**INSTRUCTIONS TO FOLLOW:** For the copy, please give all of the data again exactly and leave the pictures out.

--- START OF DATA TO USE ---

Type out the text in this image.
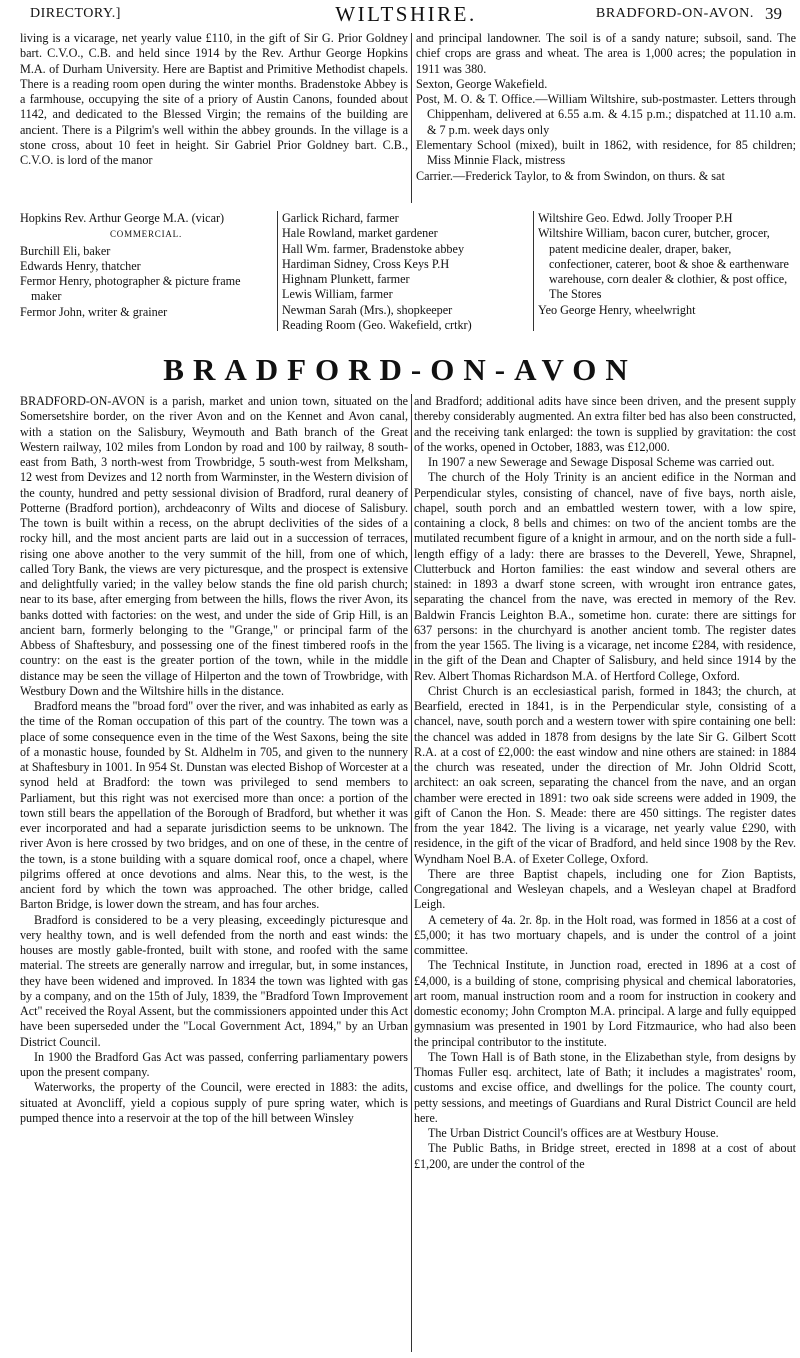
DIRECTORY.]	WILTSHIRE.	BRADFORD-ON-AVON. 39

living is a vicarage, net yearly value £110, in the gift of Sir G. Prior Goldney bart. C.V.O., C.B. and held since 1914 by the Rev. Arthur George Hopkins M.A. of Durham University. Here are Baptist and Primitive Methodist chapels. There is a reading room open during the winter months. Bradenstoke Abbey is a farmhouse, occupying the site of a priory of Austin Canons, founded about 1142, and dedicated to the Blessed Virgin; the remains of the building are ancient. There is a Pilgrim's well within the abbey grounds. In the village is a stone cross, about 10 feet in height. Sir Gabriel Prior Goldney bart. C.B., C.V.O. is lord of the manor

and principal landowner. The soil is of a sandy nature; subsoil, sand. The chief crops are grass and wheat. The area is 1,000 acres; the population in 1911 was 380.

Sexton, George Wakefield.

Post, M. O. & T. Office.—William Wiltshire, sub-postmaster. Letters through Chippenham, delivered at 6.55 a.m. & 4.15 p.m.; dispatched at 11.10 a.m. & 7 p.m. week days only

Elementary School (mixed), built in 1862, with residence, for 85 children; Miss Minnie Flack, mistress

Carrier.—Frederick Taylor, to & from Swindon, on thurs. & sat

Hopkins Rev. Arthur George M.A. (vicar)
COMMERCIAL.
Burchill Eli, baker
Edwards Henry, thatcher
Fermor Henry, photographer & picture frame maker
Fermor John, writer & grainer
Garlick Richard, farmer
Hale Rowland, market gardener
Hall Wm. farmer, Bradenstoke abbey
Hardiman Sidney, Cross Keys P.H
Highnam Plunkett, farmer
Lewis William, farmer
Newman Sarah (Mrs.), shopkeeper
Reading Room (Geo. Wakefield, crtkr)
Wiltshire Geo. Edwd. Jolly Trooper P.H
Wiltshire William, bacon curer, butcher, grocer, patent medicine dealer, draper, baker, confectioner, caterer, boot & shoe & earthenware warehouse, corn dealer & clothier, & post office, The Stores
Yeo George Henry, wheelwright
BRADFORD-ON-AVON

BRADFORD-ON-AVON is a parish, market and union town, situated on the Somersetshire border, on the river Avon and on the Kennet and Avon canal, with a station on the Salisbury, Weymouth and Bath branch of the Great Western railway, 102 miles from London by road and 100 by railway, 8 south-east from Bath, 3 north-west from Trowbridge, 5 south-west from Melksham, 12 west from Devizes and 12 north from Warminster, in the Western division of the county, hundred and petty sessional division of Bradford, rural deanery of Potterne (Bradford portion), archdeaconry of Wilts and diocese of Salisbury. The town is built within a recess, on the abrupt declivities of the sides of a rocky hill, and the most ancient parts are laid out in a succession of terraces, rising one above another to the very summit of the hill, from one of which, called Tory Bank, the views are very picturesque, and the prospect is extensive and delightfully varied; in the valley below stands the fine old parish church; near to its base, after emerging from between the hills, flows the river Avon, its banks dotted with factories: on the west, and under the side of Grip Hill, is an ancient barn, formerly belonging to the "Grange," or principal farm of the Abbess of Shaftesbury, and possessing one of the finest timbered roofs in the country: on the east is the greater portion of the town, while in the middle distance may be seen the village of Hilperton and the town of Trowbridge, with Westbury Down and the Wiltshire hills in the distance.

Bradford means the "broad ford" over the river, and was inhabited as early as the time of the Roman occupation of this part of the country. The town was a place of some consequence even in the time of the West Saxons, being the site of a monastic house, founded by St. Aldhelm in 705, and given to the nunnery at Shaftesbury in 1001. In 954 St. Dunstan was elected Bishop of Worcester at a synod held at Bradford: the town was privileged to send members to Parliament, but this right was not exercised more than once: a portion of the town still bears the appellation of the Borough of Bradford, but whether it was ever incorporated and had a separate jurisdiction seems to be unknown. The river Avon is here crossed by two bridges, and on one of these, in the centre of the town, is a stone building with a square domical roof, once a chapel, where pilgrims offered at once devotions and alms. Near this, to the west, is the ancient ford by which the town was approached. The other bridge, called Barton Bridge, is lower down the stream, and has four arches.

Bradford is considered to be a very pleasing, exceedingly picturesque and very healthy town, and is well defended from the north and east winds: the houses are mostly gable-fronted, built with stone, and roofed with the same material. The streets are generally narrow and irregular, but, in some instances, they have been widened and improved. In 1834 the town was lighted with gas by a company, and on the 15th of July, 1839, the "Bradford Town Improvement Act" received the Royal Assent, but the commissioners appointed under this Act have been superseded under the "Local Government Act, 1894," by an Urban District Council.

In 1900 the Bradford Gas Act was passed, conferring parliamentary powers upon the present company.

Waterworks, the property of the Council, were erected in 1883: the adits, situated at Avoncliff, yield a copious supply of pure spring water, which is pumped thence into a reservoir at the top of the hill between Winsley

and Bradford; additional adits have since been driven, and the present supply thereby considerably augmented. An extra filter bed has also been constructed, and the receiving tank enlarged: the town is supplied by gravitation: the cost of the works, opened in October, 1883, was £12,000.

In 1907 a new Sewerage and Sewage Disposal Scheme was carried out.

The church of the Holy Trinity is an ancient edifice in the Norman and Perpendicular styles, consisting of chancel, nave of five bays, north aisle, chapel, south porch and an embattled western tower, with a low spire, containing a clock, 8 bells and chimes: on two of the ancient tombs are the mutilated recumbent figure of a knight in armour, and on the north side a full-length effigy of a lady: there are brasses to the Deverell, Yewe, Shrapnel, Clutterbuck and Horton families: the east window and several others are stained: in 1893 a dwarf stone screen, with wrought iron entrance gates, separating the chancel from the nave, was erected in memory of the Rev. Baldwin Francis Leighton B.A., sometime hon. curate: there are sittings for 637 persons: in the churchyard is another ancient tomb. The register dates from the year 1565. The living is a vicarage, net income £284, with residence, in the gift of the Dean and Chapter of Salisbury, and held since 1914 by the Rev. Albert Thomas Richardson M.A. of Hertford College, Oxford.

Christ Church is an ecclesiastical parish, formed in 1843; the church, at Bearfield, erected in 1841, is in the Perpendicular style, consisting of a chancel, nave, south porch and a western tower with spire containing one bell: the chancel was added in 1878 from designs by the late Sir G. Gilbert Scott R.A. at a cost of £2,000: the east window and nine others are stained: in 1884 the church was reseated, under the direction of Mr. John Oldrid Scott, architect: an oak screen, separating the chancel from the nave, and an organ chamber were erected in 1891: two oak side screens were added in 1909, the gift of Canon the Hon. S. Meade: there are 450 sittings. The register dates from the year 1842. The living is a vicarage, net yearly value £290, with residence, in the gift of the vicar of Bradford, and held since 1908 by the Rev. Wyndham Noel B.A. of Exeter College, Oxford.

There are three Baptist chapels, including one for Zion Baptists, Congregational and Wesleyan chapels, and a Wesleyan chapel at Bradford Leigh.

A cemetery of 4a. 2r. 8p. in the Holt road, was formed in 1856 at a cost of £5,000; it has two mortuary chapels, and is under the control of a joint committee.

The Technical Institute, in Junction road, erected in 1896 at a cost of £4,000, is a building of stone, comprising physical and chemical laboratories, art room, manual instruction room and a room for instruction in cookery and domestic economy; John Crompton M.A. principal. A large and fully equipped gymnasium was presented in 1901 by Lord Fitzmaurice, who had also been the principal contributor to the institute.

The Town Hall is of Bath stone, in the Elizabethan style, from designs by Thomas Fuller esq. architect, late of Bath; it includes a magistrates' room, customs and excise office, and dwellings for the police. The county court, petty sessions, and meetings of Guardians and Rural District Council are held here.

The Urban District Council's offices are at Westbury House.

The Public Baths, in Bridge street, erected in 1898 at a cost of about £1,200, are under the control of the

--- END OF DATA TO USE ---

**ANSWER IN FULL:**
Type out the text in this image.
DIRECTORY.]	WILTSHIRE.	BRADFORD-ON-AVON. 39

living is a vicarage, net yearly value £110, in the gift of Sir G. Prior Goldney bart. C.V.O., C.B. and held since 1914 by the Rev. Arthur George Hopkins M.A. of Durham University. Here are Baptist and Primitive Methodist chapels. There is a reading room open during the winter months. Bradenstoke Abbey is a farmhouse, occupying the site of a priory of Austin Canons, founded about 1142, and dedicated to the Blessed Virgin; the remains of the building are ancient. There is a Pilgrim's well within the abbey grounds. In the village is a stone cross, about 10 feet in height. Sir Gabriel Prior Goldney bart. C.B., C.V.O. is lord of the manor

and principal landowner. The soil is of a sandy nature; subsoil, sand. The chief crops are grass and wheat. The area is 1,000 acres; the population in 1911 was 380.

Sexton, George Wakefield.

Post, M. O. & T. Office.—William Wiltshire, sub-postmaster. Letters through Chippenham, delivered at 6.55 a.m. & 4.15 p.m.; dispatched at 11.10 a.m. & 7 p.m. week days only

Elementary School (mixed), built in 1862, with residence, for 85 children; Miss Minnie Flack, mistress

Carrier.—Frederick Taylor, to & from Swindon, on thurs. & sat

Hopkins Rev. Arthur George M.A. (vicar)
COMMERCIAL.
Burchill Eli, baker
Edwards Henry, thatcher
Fermor Henry, photographer & picture frame maker
Fermor John, writer & grainer
Garlick Richard, farmer
Hale Rowland, market gardener
Hall Wm. farmer, Bradenstoke abbey
Hardiman Sidney, Cross Keys P.H
Highnam Plunkett, farmer
Lewis William, farmer
Newman Sarah (Mrs.), shopkeeper
Reading Room (Geo. Wakefield, crtkr)
Wiltshire Geo. Edwd. Jolly Trooper P.H
Wiltshire William, bacon curer, butcher, grocer, patent medicine dealer, draper, baker, confectioner, caterer, boot & shoe & earthenware warehouse, corn dealer & clothier, & post office, The Stores
Yeo George Henry, wheelwright
BRADFORD-ON-AVON

BRADFORD-ON-AVON is a parish, market and union town, situated on the Somersetshire border, on the river Avon and on the Kennet and Avon canal, with a station on the Salisbury, Weymouth and Bath branch of the Great Western railway, 102 miles from London by road and 100 by railway, 8 south-east from Bath, 3 north-west from Trowbridge, 5 south-west from Melksham, 12 west from Devizes and 12 north from Warminster, in the Western division of the county, hundred and petty sessional division of Bradford, rural deanery of Potterne (Bradford portion), archdeaconry of Wilts and diocese of Salisbury. The town is built within a recess, on the abrupt declivities of the sides of a rocky hill, and the most ancient parts are laid out in a succession of terraces, rising one above another to the very summit of the hill, from one of which, called Tory Bank, the views are very picturesque, and the prospect is extensive and delightfully varied; in the valley below stands the fine old parish church; near to its base, after emerging from between the hills, flows the river Avon, its banks dotted with factories: on the west, and under the side of Grip Hill, is an ancient barn, formerly belonging to the "Grange," or principal farm of the Abbess of Shaftesbury, and possessing one of the finest timbered roofs in the country: on the east is the greater portion of the town, while in the middle distance may be seen the village of Hilperton and the town of Trowbridge, with Westbury Down and the Wiltshire hills in the distance.

Bradford means the "broad ford" over the river, and was inhabited as early as the time of the Roman occupation of this part of the country. The town was a place of some consequence even in the time of the West Saxons, being the site of a monastic house, founded by St. Aldhelm in 705, and given to the nunnery at Shaftesbury in 1001. In 954 St. Dunstan was elected Bishop of Worcester at a synod held at Bradford: the town was privileged to send members to Parliament, but this right was not exercised more than once: a portion of the town still bears the appellation of the Borough of Bradford, but whether it was ever incorporated and had a separate jurisdiction seems to be unknown. The river Avon is here crossed by two bridges, and on one of these, in the centre of the town, is a stone building with a square domical roof, once a chapel, where pilgrims offered at once devotions and alms. Near this, to the west, is the ancient ford by which the town was approached. The other bridge, called Barton Bridge, is lower down the stream, and has four arches.

Bradford is considered to be a very pleasing, exceedingly picturesque and very healthy town, and is well defended from the north and east winds: the houses are mostly gable-fronted, built with stone, and roofed with the same material. The streets are generally narrow and irregular, but, in some instances, they have been widened and improved. In 1834 the town was lighted with gas by a company, and on the 15th of July, 1839, the "Bradford Town Improvement Act" received the Royal Assent, but the commissioners appointed under this Act have been superseded under the "Local Government Act, 1894," by an Urban District Council.

In 1900 the Bradford Gas Act was passed, conferring parliamentary powers upon the present company.

Waterworks, the property of the Council, were erected in 1883: the adits, situated at Avoncliff, yield a copious supply of pure spring water, which is pumped thence into a reservoir at the top of the hill between Winsley

and Bradford; additional adits have since been driven, and the present supply thereby considerably augmented. An extra filter bed has also been constructed, and the receiving tank enlarged: the town is supplied by gravitation: the cost of the works, opened in October, 1883, was £12,000.

In 1907 a new Sewerage and Sewage Disposal Scheme was carried out.

The church of the Holy Trinity is an ancient edifice in the Norman and Perpendicular styles, consisting of chancel, nave of five bays, north aisle, chapel, south porch and an embattled western tower, with a low spire, containing a clock, 8 bells and chimes: on two of the ancient tombs are the mutilated recumbent figure of a knight in armour, and on the north side a full-length effigy of a lady: there are brasses to the Deverell, Yewe, Shrapnel, Clutterbuck and Horton families: the east window and several others are stained: in 1893 a dwarf stone screen, with wrought iron entrance gates, separating the chancel from the nave, was erected in memory of the Rev. Baldwin Francis Leighton B.A., sometime hon. curate: there are sittings for 637 persons: in the churchyard is another ancient tomb. The register dates from the year 1565. The living is a vicarage, net income £284, with residence, in the gift of the Dean and Chapter of Salisbury, and held since 1914 by the Rev. Albert Thomas Richardson M.A. of Hertford College, Oxford.

Christ Church is an ecclesiastical parish, formed in 1843; the church, at Bearfield, erected in 1841, is in the Perpendicular style, consisting of a chancel, nave, south porch and a western tower with spire containing one bell: the chancel was added in 1878 from designs by the late Sir G. Gilbert Scott R.A. at a cost of £2,000: the east window and nine others are stained: in 1884 the church was reseated, under the direction of Mr. John Oldrid Scott, architect: an oak screen, separating the chancel from the nave, and an organ chamber were erected in 1891: two oak side screens were added in 1909, the gift of Canon the Hon. S. Meade: there are 450 sittings. The register dates from the year 1842. The living is a vicarage, net yearly value £290, with residence, in the gift of the vicar of Bradford, and held since 1908 by the Rev. Wyndham Noel B.A. of Exeter College, Oxford.

There are three Baptist chapels, including one for Zion Baptists, Congregational and Wesleyan chapels, and a Wesleyan chapel at Bradford Leigh.

A cemetery of 4a. 2r. 8p. in the Holt road, was formed in 1856 at a cost of £5,000; it has two mortuary chapels, and is under the control of a joint committee.

The Technical Institute, in Junction road, erected in 1896 at a cost of £4,000, is a building of stone, comprising physical and chemical laboratories, art room, manual instruction room and a room for instruction in cookery and domestic economy; John Crompton M.A. principal. A large and fully equipped gymnasium was presented in 1901 by Lord Fitzmaurice, who had also been the principal contributor to the institute.

The Town Hall is of Bath stone, in the Elizabethan style, from designs by Thomas Fuller esq. architect, late of Bath; it includes a magistrates' room, customs and excise office, and dwellings for the police. The county court, petty sessions, and meetings of Guardians and Rural District Council are held here.

The Urban District Council's offices are at Westbury House.

The Public Baths, in Bridge street, erected in 1898 at a cost of about £1,200, are under the control of the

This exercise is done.